WRITTEN TASK:
Copy every line of the data that contains the string "role".

◆ ◆ ◆

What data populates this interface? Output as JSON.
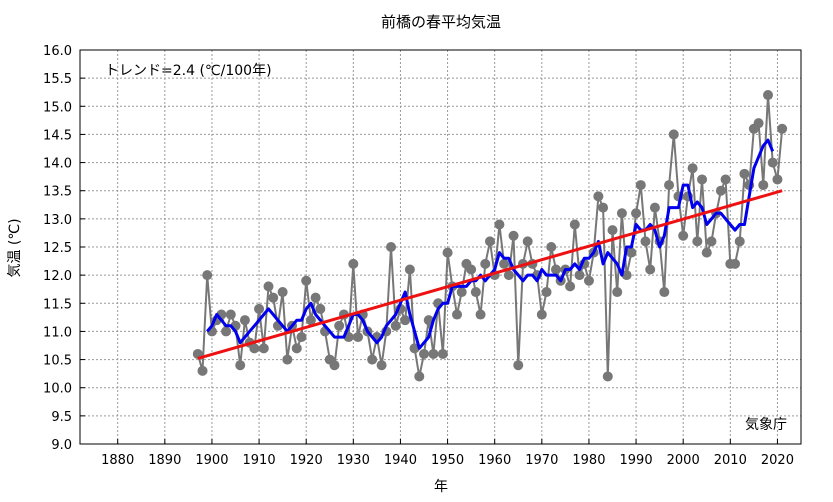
{
  "chart_data": {
    "type": "line",
    "title": "前橋の春平均気温",
    "xlabel": "年",
    "ylabel": "気温 (℃)",
    "trend_label": "トレンド=2.4 (℃/100年)",
    "source_label": "気象庁",
    "xlim": [
      1872,
      2025
    ],
    "ylim": [
      9.0,
      16.0
    ],
    "x_ticks": [
      1880,
      1890,
      1900,
      1910,
      1920,
      1930,
      1940,
      1950,
      1960,
      1970,
      1980,
      1990,
      2000,
      2010,
      2020
    ],
    "y_ticks": [
      9.0,
      9.5,
      10.0,
      10.5,
      11.0,
      11.5,
      12.0,
      12.5,
      13.0,
      13.5,
      14.0,
      14.5,
      15.0,
      15.5,
      16.0
    ],
    "grid": true,
    "colors": {
      "annual": "#777777",
      "moving_average": "#0000ee",
      "trend": "#ee1111"
    },
    "series": [
      {
        "role": "annual",
        "x": [
          1897,
          1898,
          1899,
          1900,
          1901,
          1902,
          1903,
          1904,
          1905,
          1906,
          1907,
          1908,
          1909,
          1910,
          1911,
          1912,
          1913,
          1914,
          1915,
          1916,
          1917,
          1918,
          1919,
          1920,
          1921,
          1922,
          1923,
          1924,
          1925,
          1926,
          1927,
          1928,
          1929,
          1930,
          1931,
          1932,
          1933,
          1934,
          1935,
          1936,
          1937,
          1938,
          1939,
          1940,
          1941,
          1942,
          1943,
          1944,
          1945,
          1946,
          1947,
          1948,
          1949,
          1950,
          1951,
          1952,
          1953,
          1954,
          1955,
          1956,
          1957,
          1958,
          1959,
          1960,
          1961,
          1962,
          1963,
          1964,
          1965,
          1966,
          1967,
          1968,
          1969,
          1970,
          1971,
          1972,
          1973,
          1974,
          1975,
          1976,
          1977,
          1978,
          1979,
          1980,
          1981,
          1982,
          1983,
          1984,
          1985,
          1986,
          1987,
          1988,
          1989,
          1990,
          1991,
          1992,
          1993,
          1994,
          1995,
          1996,
          1997,
          1998,
          1999,
          2000,
          2001,
          2002,
          2003,
          2004,
          2005,
          2006,
          2007,
          2008,
          2009,
          2010,
          2011,
          2012,
          2013,
          2014,
          2015,
          2016,
          2017,
          2018,
          2019,
          2020,
          2021
        ],
        "y": [
          10.6,
          10.3,
          12.0,
          11.0,
          11.2,
          11.3,
          11.0,
          11.3,
          11.1,
          10.4,
          11.2,
          10.8,
          10.7,
          11.4,
          10.7,
          11.8,
          11.6,
          11.1,
          11.7,
          10.5,
          11.1,
          10.7,
          10.9,
          11.9,
          11.2,
          11.6,
          11.4,
          11.0,
          10.5,
          10.4,
          11.1,
          11.3,
          10.9,
          12.2,
          10.9,
          11.3,
          11.0,
          10.5,
          10.9,
          10.4,
          11.0,
          12.5,
          11.1,
          11.4,
          11.2,
          12.1,
          10.7,
          10.2,
          10.6,
          11.2,
          10.6,
          11.5,
          10.6,
          12.4,
          11.8,
          11.3,
          11.7,
          12.2,
          12.1,
          11.7,
          11.3,
          12.2,
          12.6,
          12.0,
          12.9,
          12.2,
          12.0,
          12.7,
          10.4,
          12.2,
          12.6,
          12.2,
          12.0,
          11.3,
          11.7,
          12.5,
          12.1,
          11.9,
          12.1,
          11.8,
          12.9,
          12.0,
          12.2,
          11.9,
          12.4,
          13.4,
          13.2,
          10.2,
          12.8,
          11.7,
          13.1,
          12.0,
          12.4,
          13.1,
          13.6,
          12.6,
          12.1,
          13.2,
          12.6,
          11.7,
          13.6,
          14.5,
          13.4,
          12.7,
          13.4,
          13.9,
          12.6,
          13.7,
          12.4,
          12.6,
          13.1,
          13.5,
          13.7,
          12.2,
          12.2,
          12.6,
          13.8,
          13.6,
          14.6,
          14.7,
          13.6,
          15.2,
          14.0,
          13.7,
          14.6
        ]
      },
      {
        "role": "moving_average",
        "x": [
          1899,
          1900,
          1901,
          1902,
          1903,
          1904,
          1905,
          1906,
          1907,
          1908,
          1909,
          1910,
          1911,
          1912,
          1913,
          1914,
          1915,
          1916,
          1917,
          1918,
          1919,
          1920,
          1921,
          1922,
          1923,
          1924,
          1925,
          1926,
          1927,
          1928,
          1929,
          1930,
          1931,
          1932,
          1933,
          1934,
          1935,
          1936,
          1937,
          1938,
          1939,
          1940,
          1941,
          1942,
          1943,
          1944,
          1945,
          1946,
          1947,
          1948,
          1949,
          1950,
          1951,
          1952,
          1953,
          1954,
          1955,
          1956,
          1957,
          1958,
          1959,
          1960,
          1961,
          1962,
          1963,
          1964,
          1965,
          1966,
          1967,
          1968,
          1969,
          1970,
          1971,
          1972,
          1973,
          1974,
          1975,
          1976,
          1977,
          1978,
          1979,
          1980,
          1981,
          1982,
          1983,
          1984,
          1985,
          1986,
          1987,
          1988,
          1989,
          1990,
          1991,
          1992,
          1993,
          1994,
          1995,
          1996,
          1997,
          1998,
          1999,
          2000,
          2001,
          2002,
          2003,
          2004,
          2005,
          2006,
          2007,
          2008,
          2009,
          2010,
          2011,
          2012,
          2013,
          2014,
          2015,
          2016,
          2017,
          2018,
          2019
        ],
        "y": [
          11.0,
          11.1,
          11.3,
          11.2,
          11.1,
          11.1,
          11.0,
          10.8,
          10.9,
          11.0,
          11.1,
          11.2,
          11.3,
          11.4,
          11.3,
          11.2,
          11.1,
          11.0,
          11.1,
          11.2,
          11.2,
          11.4,
          11.5,
          11.3,
          11.2,
          11.1,
          11.0,
          10.9,
          10.9,
          10.9,
          11.1,
          11.3,
          11.3,
          11.2,
          11.0,
          10.9,
          10.8,
          10.9,
          11.1,
          11.2,
          11.3,
          11.5,
          11.7,
          11.3,
          11.0,
          10.7,
          10.8,
          10.9,
          11.2,
          11.4,
          11.5,
          11.5,
          11.8,
          11.8,
          11.8,
          11.8,
          11.9,
          11.9,
          12.0,
          11.9,
          12.0,
          12.1,
          12.4,
          12.3,
          12.3,
          12.1,
          12.0,
          11.9,
          12.0,
          12.0,
          11.9,
          12.1,
          12.0,
          12.0,
          12.0,
          11.9,
          12.1,
          12.1,
          12.2,
          12.1,
          12.3,
          12.3,
          12.4,
          12.6,
          12.2,
          12.4,
          12.3,
          12.2,
          12.0,
          12.5,
          12.5,
          12.9,
          12.8,
          12.8,
          12.9,
          12.8,
          12.5,
          12.7,
          13.2,
          13.2,
          13.2,
          13.6,
          13.6,
          13.2,
          13.3,
          13.2,
          12.9,
          13.0,
          13.1,
          13.1,
          13.0,
          12.9,
          12.8,
          12.9,
          12.9,
          13.4,
          13.9,
          14.1,
          14.3,
          14.4,
          14.2
        ]
      },
      {
        "role": "trend",
        "x": [
          1897,
          2021
        ],
        "y": [
          10.52,
          13.5
        ]
      }
    ]
  }
}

◆ ◆ ◆

FULL OUTPUT:
        "role": "annual",
        "role": "moving_average",
        "role": "trend",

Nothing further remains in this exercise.